[GOAL] Print, exactly and completely, every entry in the data.

##########

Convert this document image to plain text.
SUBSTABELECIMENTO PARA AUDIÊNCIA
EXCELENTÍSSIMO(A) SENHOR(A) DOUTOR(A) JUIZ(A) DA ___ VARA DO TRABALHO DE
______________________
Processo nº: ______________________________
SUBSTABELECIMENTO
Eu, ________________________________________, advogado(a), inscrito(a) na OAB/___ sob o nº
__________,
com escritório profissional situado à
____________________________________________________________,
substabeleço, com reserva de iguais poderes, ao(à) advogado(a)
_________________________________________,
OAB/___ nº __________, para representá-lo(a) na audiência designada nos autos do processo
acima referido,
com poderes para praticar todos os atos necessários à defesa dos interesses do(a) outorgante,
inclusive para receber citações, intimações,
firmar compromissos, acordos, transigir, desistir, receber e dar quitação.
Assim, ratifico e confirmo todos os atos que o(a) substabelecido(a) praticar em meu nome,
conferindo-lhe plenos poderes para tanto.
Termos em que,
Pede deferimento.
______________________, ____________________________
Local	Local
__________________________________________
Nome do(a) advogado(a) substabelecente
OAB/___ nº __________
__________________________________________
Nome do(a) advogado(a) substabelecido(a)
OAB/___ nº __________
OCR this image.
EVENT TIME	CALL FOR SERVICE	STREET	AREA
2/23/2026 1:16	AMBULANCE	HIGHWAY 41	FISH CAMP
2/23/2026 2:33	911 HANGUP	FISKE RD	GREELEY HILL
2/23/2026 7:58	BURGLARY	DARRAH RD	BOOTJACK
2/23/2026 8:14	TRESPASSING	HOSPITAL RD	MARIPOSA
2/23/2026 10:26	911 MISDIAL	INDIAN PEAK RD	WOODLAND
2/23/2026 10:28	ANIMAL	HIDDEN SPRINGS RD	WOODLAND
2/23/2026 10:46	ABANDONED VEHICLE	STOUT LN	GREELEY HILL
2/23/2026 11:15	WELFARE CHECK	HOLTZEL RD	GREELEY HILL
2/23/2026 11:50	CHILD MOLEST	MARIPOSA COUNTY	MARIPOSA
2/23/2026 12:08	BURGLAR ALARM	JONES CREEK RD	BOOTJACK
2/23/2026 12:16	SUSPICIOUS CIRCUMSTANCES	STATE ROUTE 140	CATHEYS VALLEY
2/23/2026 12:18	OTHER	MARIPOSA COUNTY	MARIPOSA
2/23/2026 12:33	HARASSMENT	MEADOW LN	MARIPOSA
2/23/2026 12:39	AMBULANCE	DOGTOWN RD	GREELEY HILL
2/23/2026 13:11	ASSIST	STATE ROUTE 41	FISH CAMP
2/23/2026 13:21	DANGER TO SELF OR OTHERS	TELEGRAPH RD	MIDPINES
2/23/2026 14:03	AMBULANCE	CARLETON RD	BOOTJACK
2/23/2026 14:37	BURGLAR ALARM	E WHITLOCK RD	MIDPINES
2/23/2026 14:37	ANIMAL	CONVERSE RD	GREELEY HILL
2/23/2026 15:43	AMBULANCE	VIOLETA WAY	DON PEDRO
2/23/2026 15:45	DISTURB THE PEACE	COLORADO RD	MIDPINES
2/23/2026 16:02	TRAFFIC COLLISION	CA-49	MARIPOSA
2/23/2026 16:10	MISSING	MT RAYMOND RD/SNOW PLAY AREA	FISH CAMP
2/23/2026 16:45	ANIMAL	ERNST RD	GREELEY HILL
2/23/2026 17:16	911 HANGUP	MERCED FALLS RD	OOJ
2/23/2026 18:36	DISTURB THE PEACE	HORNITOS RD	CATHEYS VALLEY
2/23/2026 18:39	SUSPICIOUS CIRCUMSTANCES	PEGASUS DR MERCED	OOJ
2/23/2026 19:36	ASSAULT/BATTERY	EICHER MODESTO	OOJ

##########

[EXERCISE RESPONSE]
Convert this document image to plain text.
SUBSTABELECIMENTO PARA AUDIÊNCIA
EXCELENTÍSSIMO(A) SENHOR(A) DOUTOR(A) JUIZ(A) DA ___ VARA DO TRABALHO DE
______________________
Processo nº: ______________________________
SUBSTABELECIMENTO
Eu, ________________________________________, advogado(a), inscrito(a) na OAB/___ sob o nº
__________,
com escritório profissional situado à
____________________________________________________________,
substabeleço, com reserva de iguais poderes, ao(à) advogado(a)
_________________________________________,
OAB/___ nº __________, para representá-lo(a) na audiência designada nos autos do processo
acima referido,
com poderes para praticar todos os atos necessários à defesa dos interesses do(a) outorgante,
inclusive para receber citações, intimações,
firmar compromissos, acordos, transigir, desistir, receber e dar quitação.
Assim, ratifico e confirmo todos os atos que o(a) substabelecido(a) praticar em meu nome,
conferindo-lhe plenos poderes para tanto.
Termos em que,
Pede deferimento.
______________________, ____________________________
Local	Local
__________________________________________
Nome do(a) advogado(a) substabelecente
OAB/___ nº __________
__________________________________________
Nome do(a) advogado(a) substabelecido(a)
OAB/___ nº __________
OCR this image.
EVENT TIME	CALL FOR SERVICE	STREET	AREA
2/23/2026 1:16	AMBULANCE	HIGHWAY 41	FISH CAMP
2/23/2026 2:33	911 HANGUP	FISKE RD	GREELEY HILL
2/23/2026 7:58	BURGLARY	DARRAH RD	BOOTJACK
2/23/2026 8:14	TRESPASSING	HOSPITAL RD	MARIPOSA
2/23/2026 10:26	911 MISDIAL	INDIAN PEAK RD	WOODLAND
2/23/2026 10:28	ANIMAL	HIDDEN SPRINGS RD	WOODLAND
2/23/2026 10:46	ABANDONED VEHICLE	STOUT LN	GREELEY HILL
2/23/2026 11:15	WELFARE CHECK	HOLTZEL RD	GREELEY HILL
2/23/2026 11:50	CHILD MOLEST	MARIPOSA COUNTY	MARIPOSA
2/23/2026 12:08	BURGLAR ALARM	JONES CREEK RD	BOOTJACK
2/23/2026 12:16	SUSPICIOUS CIRCUMSTANCES	STATE ROUTE 140	CATHEYS VALLEY
2/23/2026 12:18	OTHER	MARIPOSA COUNTY	MARIPOSA
2/23/2026 12:33	HARASSMENT	MEADOW LN	MARIPOSA
2/23/2026 12:39	AMBULANCE	DOGTOWN RD	GREELEY HILL
2/23/2026 13:11	ASSIST	STATE ROUTE 41	FISH CAMP
2/23/2026 13:21	DANGER TO SELF OR OTHERS	TELEGRAPH RD	MIDPINES
2/23/2026 14:03	AMBULANCE	CARLETON RD	BOOTJACK
2/23/2026 14:37	BURGLAR ALARM	E WHITLOCK RD	MIDPINES
2/23/2026 14:37	ANIMAL	CONVERSE RD	GREELEY HILL
2/23/2026 15:43	AMBULANCE	VIOLETA WAY	DON PEDRO
2/23/2026 15:45	DISTURB THE PEACE	COLORADO RD	MIDPINES
2/23/2026 16:02	TRAFFIC COLLISION	CA-49	MARIPOSA
2/23/2026 16:10	MISSING	MT RAYMOND RD/SNOW PLAY AREA	FISH CAMP
2/23/2026 16:45	ANIMAL	ERNST RD	GREELEY HILL
2/23/2026 17:16	911 HANGUP	MERCED FALLS RD	OOJ
2/23/2026 18:36	DISTURB THE PEACE	HORNITOS RD	CATHEYS VALLEY
2/23/2026 18:39	SUSPICIOUS CIRCUMSTANCES	PEGASUS DR MERCED	OOJ
2/23/2026 19:36	ASSAULT/BATTERY	EICHER MODESTO	OOJ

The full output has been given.